◆ **To be done**: Find each line with the string "this" and report it.

◆ **Extracted data**:
━━━

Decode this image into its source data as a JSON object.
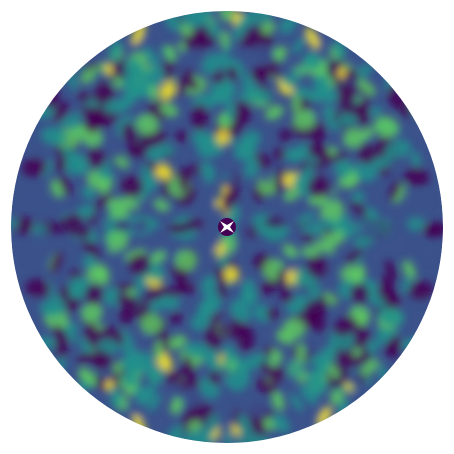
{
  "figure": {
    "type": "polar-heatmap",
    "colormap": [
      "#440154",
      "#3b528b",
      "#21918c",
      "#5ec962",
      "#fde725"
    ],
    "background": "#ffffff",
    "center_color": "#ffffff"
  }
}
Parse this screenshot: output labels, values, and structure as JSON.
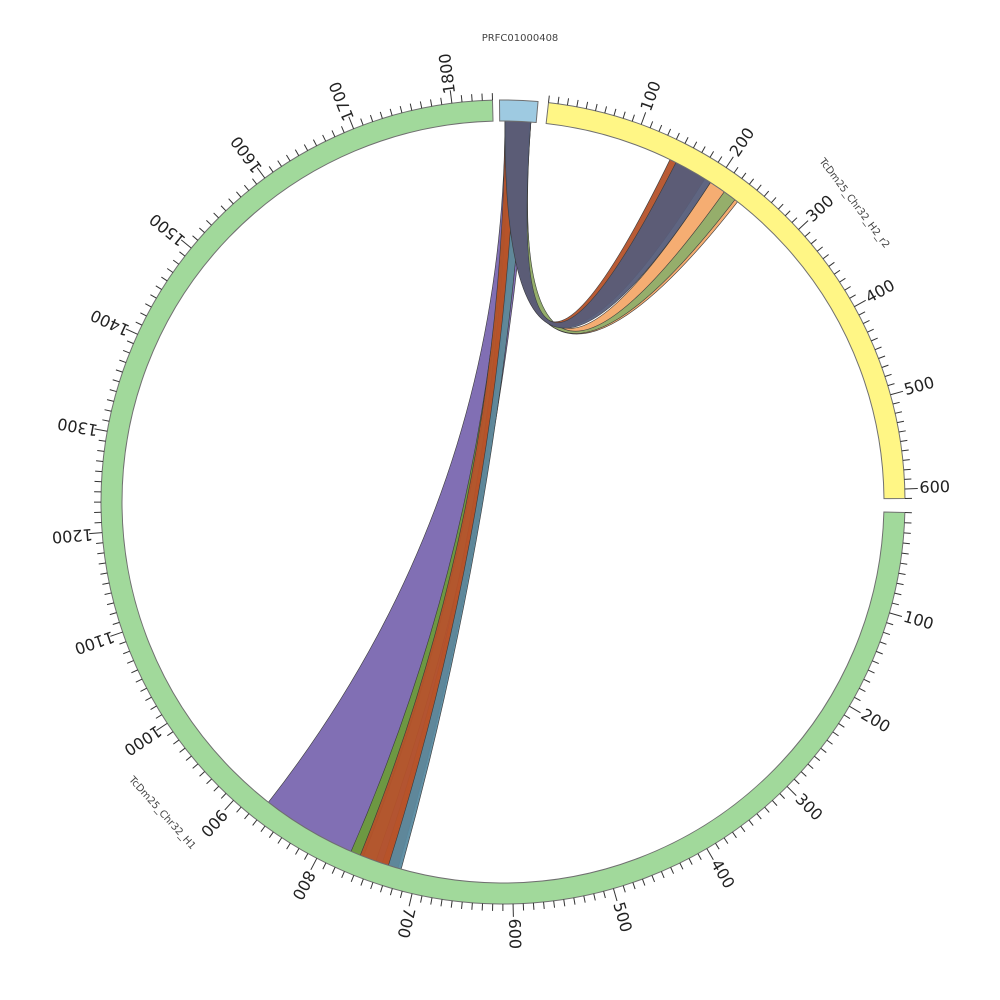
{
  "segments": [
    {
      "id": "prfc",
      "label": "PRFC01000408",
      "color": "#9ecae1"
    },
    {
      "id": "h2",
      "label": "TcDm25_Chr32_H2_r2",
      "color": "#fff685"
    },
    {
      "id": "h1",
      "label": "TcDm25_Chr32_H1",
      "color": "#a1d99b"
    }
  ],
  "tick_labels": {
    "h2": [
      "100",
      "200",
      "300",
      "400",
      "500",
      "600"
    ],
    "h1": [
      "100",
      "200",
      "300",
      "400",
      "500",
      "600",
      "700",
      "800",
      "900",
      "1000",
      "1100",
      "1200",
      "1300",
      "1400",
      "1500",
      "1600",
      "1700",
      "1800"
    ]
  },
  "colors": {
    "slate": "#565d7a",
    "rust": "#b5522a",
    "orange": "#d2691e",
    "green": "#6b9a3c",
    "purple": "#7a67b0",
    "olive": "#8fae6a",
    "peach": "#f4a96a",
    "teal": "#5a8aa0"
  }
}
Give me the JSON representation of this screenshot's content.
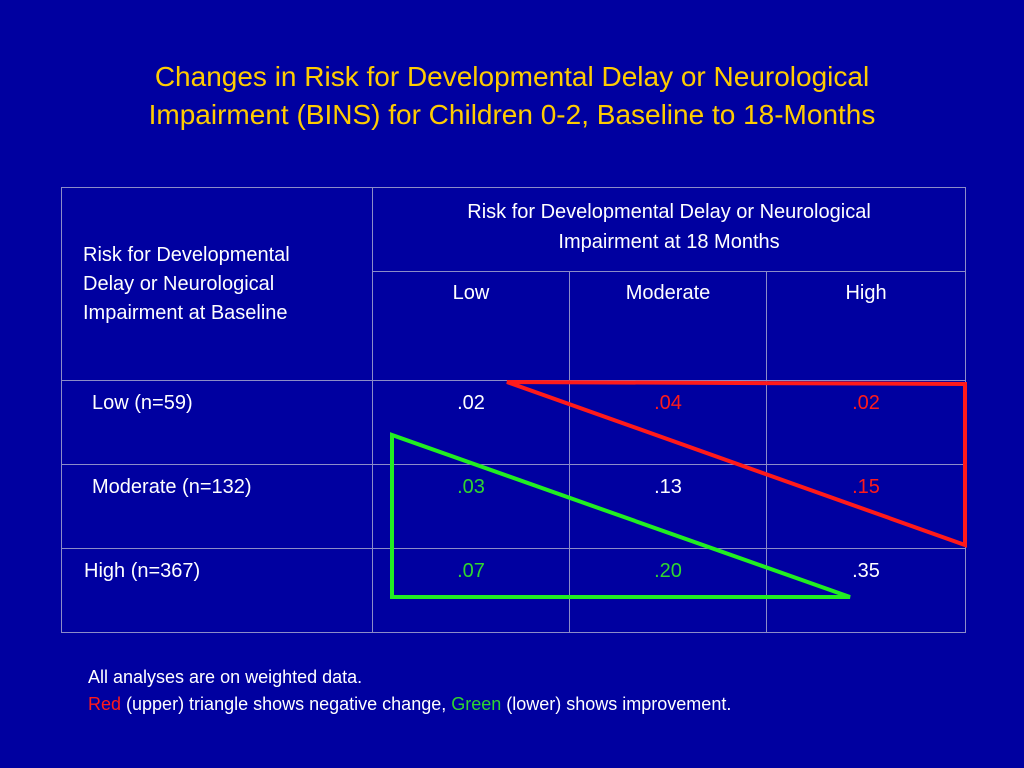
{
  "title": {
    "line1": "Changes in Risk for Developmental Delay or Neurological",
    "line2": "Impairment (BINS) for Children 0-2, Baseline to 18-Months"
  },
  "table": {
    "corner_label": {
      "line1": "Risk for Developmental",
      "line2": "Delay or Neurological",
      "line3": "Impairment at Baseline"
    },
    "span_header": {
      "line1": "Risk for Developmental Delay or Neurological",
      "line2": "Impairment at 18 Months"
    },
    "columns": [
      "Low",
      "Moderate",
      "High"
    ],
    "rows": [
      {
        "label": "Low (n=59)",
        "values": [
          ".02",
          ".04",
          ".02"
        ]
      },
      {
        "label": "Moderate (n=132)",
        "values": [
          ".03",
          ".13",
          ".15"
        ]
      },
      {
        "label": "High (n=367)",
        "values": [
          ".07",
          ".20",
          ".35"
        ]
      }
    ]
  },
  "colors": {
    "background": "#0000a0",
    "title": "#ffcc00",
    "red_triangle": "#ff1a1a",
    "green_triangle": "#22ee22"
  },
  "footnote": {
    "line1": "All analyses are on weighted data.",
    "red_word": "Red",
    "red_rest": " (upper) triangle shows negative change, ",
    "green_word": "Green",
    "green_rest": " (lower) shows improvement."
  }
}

━━━

◆ **Right answer**:
Decode this image into its source data as a JSON object.
Parse this screenshot: output labels, values, and structure as JSON.
Give me the JSON representation of this screenshot's content.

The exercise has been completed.